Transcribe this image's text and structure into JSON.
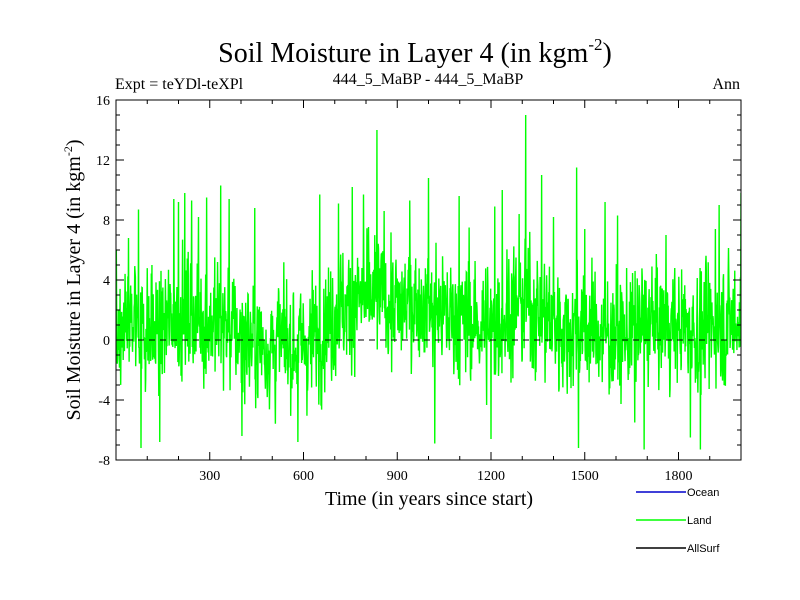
{
  "chart_data": {
    "type": "line",
    "title": "Soil Moisture in Layer 4 (in kgm",
    "title_sup": "-2",
    "title_close": ")",
    "subtitle_left": "Expt = teYDl-teXPl",
    "subtitle_center": "444_5_MaBP - 444_5_MaBP",
    "subtitle_right": "Ann",
    "xlabel": "Time (in years since start)",
    "ylabel": "Soil Moisture in Layer 4 (in kgm",
    "ylabel_sup": "-2",
    "ylabel_close": ")",
    "xlim": [
      0,
      2000
    ],
    "ylim": [
      -8,
      16
    ],
    "x_ticks": [
      300,
      600,
      900,
      1200,
      1500,
      1800
    ],
    "x_tick_labels": [
      "300",
      "600",
      "900",
      "1200",
      "1500",
      "1800"
    ],
    "y_ticks": [
      -8,
      -4,
      0,
      4,
      8,
      12,
      16
    ],
    "y_tick_labels": [
      "-8",
      "-4",
      "0",
      "4",
      "8",
      "12",
      "16"
    ],
    "zero_line": 0,
    "series": [
      {
        "name": "Land",
        "color": "#00ff00",
        "x_start": 1,
        "x_step": 1,
        "n_points": 2000,
        "note": "annual values, approx. range -7.4 to 15",
        "anchors": [
          [
            0,
            0.5
          ],
          [
            60,
            1.5
          ],
          [
            120,
            0.2
          ],
          [
            180,
            1.5
          ],
          [
            240,
            1.8
          ],
          [
            300,
            1.2
          ],
          [
            360,
            0.8
          ],
          [
            420,
            0.2
          ],
          [
            480,
            -0.5
          ],
          [
            540,
            -0.2
          ],
          [
            600,
            -0.5
          ],
          [
            660,
            0.8
          ],
          [
            720,
            2.0
          ],
          [
            780,
            2.6
          ],
          [
            840,
            2.8
          ],
          [
            900,
            2.0
          ],
          [
            960,
            2.6
          ],
          [
            1020,
            2.0
          ],
          [
            1080,
            1.6
          ],
          [
            1140,
            1.2
          ],
          [
            1200,
            0.8
          ],
          [
            1260,
            2.0
          ],
          [
            1320,
            2.4
          ],
          [
            1380,
            1.5
          ],
          [
            1440,
            0.6
          ],
          [
            1500,
            0.8
          ],
          [
            1560,
            0.5
          ],
          [
            1620,
            0.3
          ],
          [
            1680,
            1.0
          ],
          [
            1740,
            1.2
          ],
          [
            1800,
            1.0
          ],
          [
            1860,
            0.5
          ],
          [
            1920,
            1.0
          ],
          [
            2000,
            1.5
          ]
        ],
        "peaks": [
          [
            1,
            6.0
          ],
          [
            40,
            6.8
          ],
          [
            72,
            8.7
          ],
          [
            80,
            -7.2
          ],
          [
            115,
            5.0
          ],
          [
            140,
            -6.8
          ],
          [
            185,
            9.4
          ],
          [
            200,
            9.2
          ],
          [
            220,
            9.8
          ],
          [
            242,
            9.3
          ],
          [
            264,
            8.2
          ],
          [
            290,
            9.5
          ],
          [
            335,
            10.3
          ],
          [
            362,
            9.4
          ],
          [
            403,
            -6.4
          ],
          [
            444,
            8.8
          ],
          [
            521,
            3.2
          ],
          [
            582,
            -6.8
          ],
          [
            652,
            9.7
          ],
          [
            712,
            9.1
          ],
          [
            756,
            10.2
          ],
          [
            792,
            9.7
          ],
          [
            835,
            14.0
          ],
          [
            858,
            8.6
          ],
          [
            940,
            9.3
          ],
          [
            1000,
            10.8
          ],
          [
            1020,
            -6.9
          ],
          [
            1098,
            9.6
          ],
          [
            1130,
            7.5
          ],
          [
            1200,
            -6.6
          ],
          [
            1212,
            8.9
          ],
          [
            1236,
            10.0
          ],
          [
            1290,
            8.4
          ],
          [
            1311,
            15.0
          ],
          [
            1362,
            11.0
          ],
          [
            1400,
            8.2
          ],
          [
            1474,
            11.5
          ],
          [
            1480,
            -7.2
          ],
          [
            1500,
            7.4
          ],
          [
            1565,
            9.2
          ],
          [
            1605,
            8.3
          ],
          [
            1660,
            -5.5
          ],
          [
            1690,
            -7.3
          ],
          [
            1760,
            7.0
          ],
          [
            1838,
            -6.5
          ],
          [
            1870,
            -7.3
          ],
          [
            1918,
            7.4
          ],
          [
            1930,
            9.0
          ],
          [
            2000,
            9.8
          ]
        ]
      },
      {
        "name": "Ocean",
        "color": "#0000cc",
        "values": []
      },
      {
        "name": "AllSurf",
        "color": "#000000",
        "values": []
      }
    ],
    "legend": [
      "Ocean",
      "Land",
      "AllSurf"
    ],
    "legend_position": "bottom-right",
    "grid": false
  }
}
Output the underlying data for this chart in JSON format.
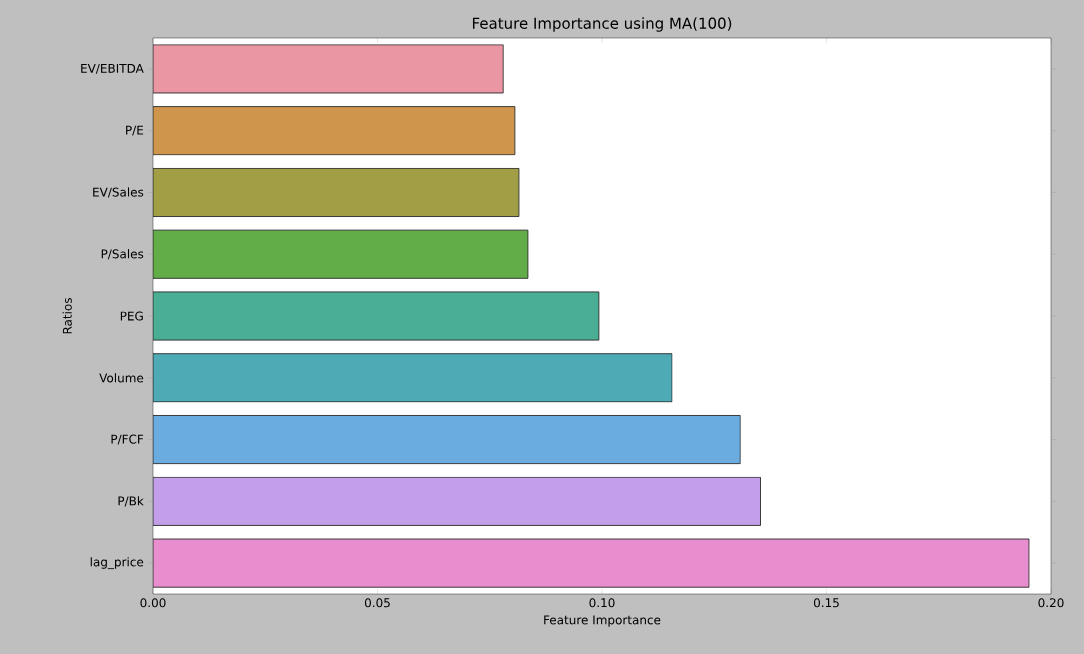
{
  "chart_data": {
    "type": "bar",
    "orientation": "horizontal",
    "title": "Feature Importance using MA(100)",
    "xlabel": "Feature Importance",
    "ylabel": "Ratios",
    "categories": [
      "EV/EBITDA",
      "P/E",
      "EV/Sales",
      "P/Sales",
      "PEG",
      "Volume",
      "P/FCF",
      "P/Bk",
      "lag_price"
    ],
    "values": [
      0.078,
      0.0806,
      0.0815,
      0.0835,
      0.0993,
      0.1156,
      0.1308,
      0.1353,
      0.1951
    ],
    "colors": [
      "#ea96a3",
      "#d0954c",
      "#a19e46",
      "#62ad48",
      "#4aae95",
      "#4eaab5",
      "#6aace0",
      "#c39fea",
      "#e88ecf"
    ],
    "xlim": [
      0,
      0.2
    ],
    "xticks": [
      {
        "value": 0,
        "label": "0.00"
      },
      0.05,
      {
        "value": 0.1,
        "label": "0.10"
      },
      0.15,
      {
        "value": 0.2,
        "label": "0.20"
      }
    ]
  }
}
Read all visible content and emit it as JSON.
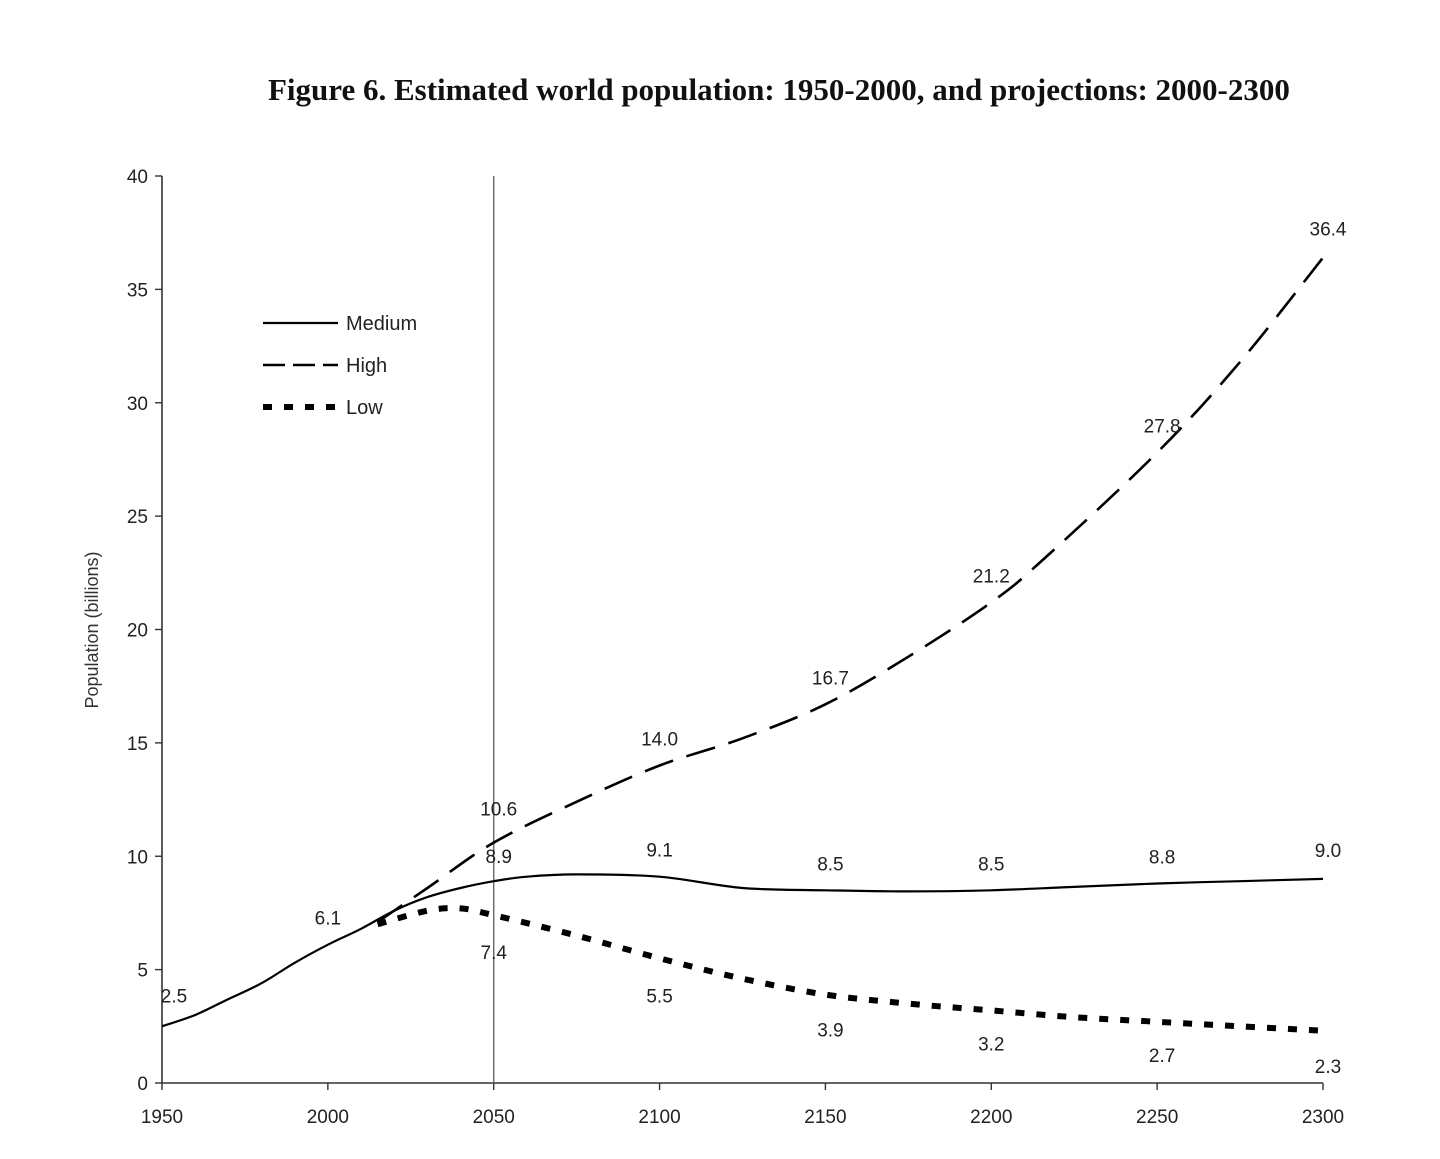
{
  "chart_data": {
    "type": "line",
    "title": "Figure 6. Estimated world population: 1950-2000, and projections: 2000-2300",
    "ylabel": "Population (billions)",
    "xlabel": "",
    "xlim": [
      1950,
      2300
    ],
    "ylim": [
      0,
      40
    ],
    "x_ticks": [
      "1950",
      "2000",
      "2050",
      "2100",
      "2150",
      "2200",
      "2250",
      "2300"
    ],
    "y_ticks": [
      "0",
      "5",
      "10",
      "15",
      "20",
      "25",
      "30",
      "35",
      "40"
    ],
    "reference_line_x": 2050,
    "legend_placement": "top-left",
    "grid": false,
    "series": [
      {
        "name": "Medium",
        "style": "solid",
        "points": [
          [
            1950,
            2.5
          ],
          [
            1960,
            3.0
          ],
          [
            1970,
            3.7
          ],
          [
            1980,
            4.4
          ],
          [
            1990,
            5.3
          ],
          [
            2000,
            6.1
          ],
          [
            2010,
            6.8
          ],
          [
            2020,
            7.6
          ],
          [
            2030,
            8.2
          ],
          [
            2040,
            8.6
          ],
          [
            2050,
            8.9
          ],
          [
            2060,
            9.1
          ],
          [
            2075,
            9.2
          ],
          [
            2100,
            9.1
          ],
          [
            2125,
            8.6
          ],
          [
            2150,
            8.5
          ],
          [
            2175,
            8.45
          ],
          [
            2200,
            8.5
          ],
          [
            2225,
            8.65
          ],
          [
            2250,
            8.8
          ],
          [
            2275,
            8.9
          ],
          [
            2300,
            9.0
          ]
        ]
      },
      {
        "name": "High",
        "style": "dashed",
        "points": [
          [
            2015,
            7.1
          ],
          [
            2030,
            8.6
          ],
          [
            2050,
            10.6
          ],
          [
            2075,
            12.4
          ],
          [
            2100,
            14.0
          ],
          [
            2125,
            15.2
          ],
          [
            2150,
            16.7
          ],
          [
            2175,
            18.8
          ],
          [
            2200,
            21.2
          ],
          [
            2215,
            23.0
          ],
          [
            2250,
            27.8
          ],
          [
            2275,
            31.8
          ],
          [
            2300,
            36.4
          ]
        ]
      },
      {
        "name": "Low",
        "style": "dotted",
        "points": [
          [
            2015,
            7.0
          ],
          [
            2030,
            7.6
          ],
          [
            2040,
            7.7
          ],
          [
            2050,
            7.4
          ],
          [
            2075,
            6.5
          ],
          [
            2100,
            5.5
          ],
          [
            2125,
            4.6
          ],
          [
            2150,
            3.9
          ],
          [
            2175,
            3.5
          ],
          [
            2200,
            3.2
          ],
          [
            2225,
            2.9
          ],
          [
            2250,
            2.7
          ],
          [
            2275,
            2.5
          ],
          [
            2300,
            2.3
          ]
        ]
      }
    ],
    "data_labels": [
      {
        "x": 1950,
        "y": 2.5,
        "text": "2.5"
      },
      {
        "x": 2000,
        "y": 6.1,
        "text": "6.1"
      },
      {
        "x": 2050,
        "y": 10.6,
        "text": "10.6"
      },
      {
        "x": 2050,
        "y": 8.9,
        "text": "8.9"
      },
      {
        "x": 2050,
        "y": 7.4,
        "text": "7.4"
      },
      {
        "x": 2100,
        "y": 14.0,
        "text": "14.0"
      },
      {
        "x": 2100,
        "y": 9.1,
        "text": "9.1"
      },
      {
        "x": 2100,
        "y": 5.5,
        "text": "5.5"
      },
      {
        "x": 2150,
        "y": 16.7,
        "text": "16.7"
      },
      {
        "x": 2150,
        "y": 8.5,
        "text": "8.5"
      },
      {
        "x": 2150,
        "y": 3.9,
        "text": "3.9"
      },
      {
        "x": 2200,
        "y": 21.2,
        "text": "21.2"
      },
      {
        "x": 2200,
        "y": 8.5,
        "text": "8.5"
      },
      {
        "x": 2200,
        "y": 3.2,
        "text": "3.2"
      },
      {
        "x": 2250,
        "y": 27.8,
        "text": "27.8"
      },
      {
        "x": 2250,
        "y": 8.8,
        "text": "8.8"
      },
      {
        "x": 2250,
        "y": 2.7,
        "text": "2.7"
      },
      {
        "x": 2300,
        "y": 36.4,
        "text": "36.4"
      },
      {
        "x": 2300,
        "y": 9.0,
        "text": "9.0"
      },
      {
        "x": 2300,
        "y": 2.3,
        "text": "2.3"
      }
    ]
  }
}
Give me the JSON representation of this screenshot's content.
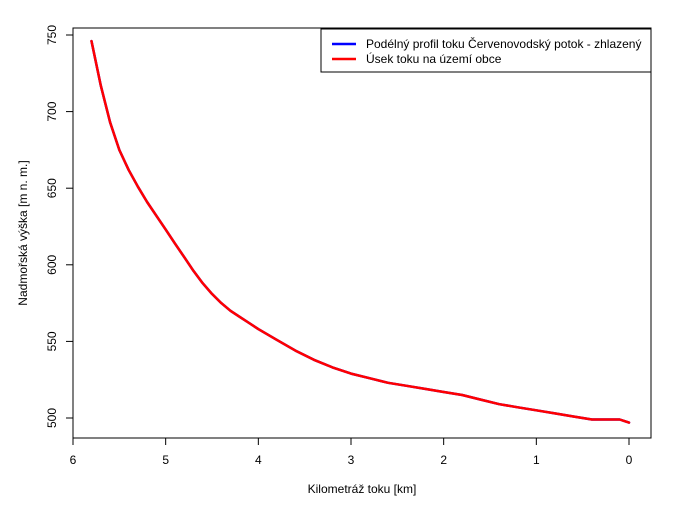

======

▶ Objective: Collect each line above holding the string "Importance".

▶ Finished answer:
    "title": "Feature Importance using MA(100)",
    "xlabel": "Feature Importance",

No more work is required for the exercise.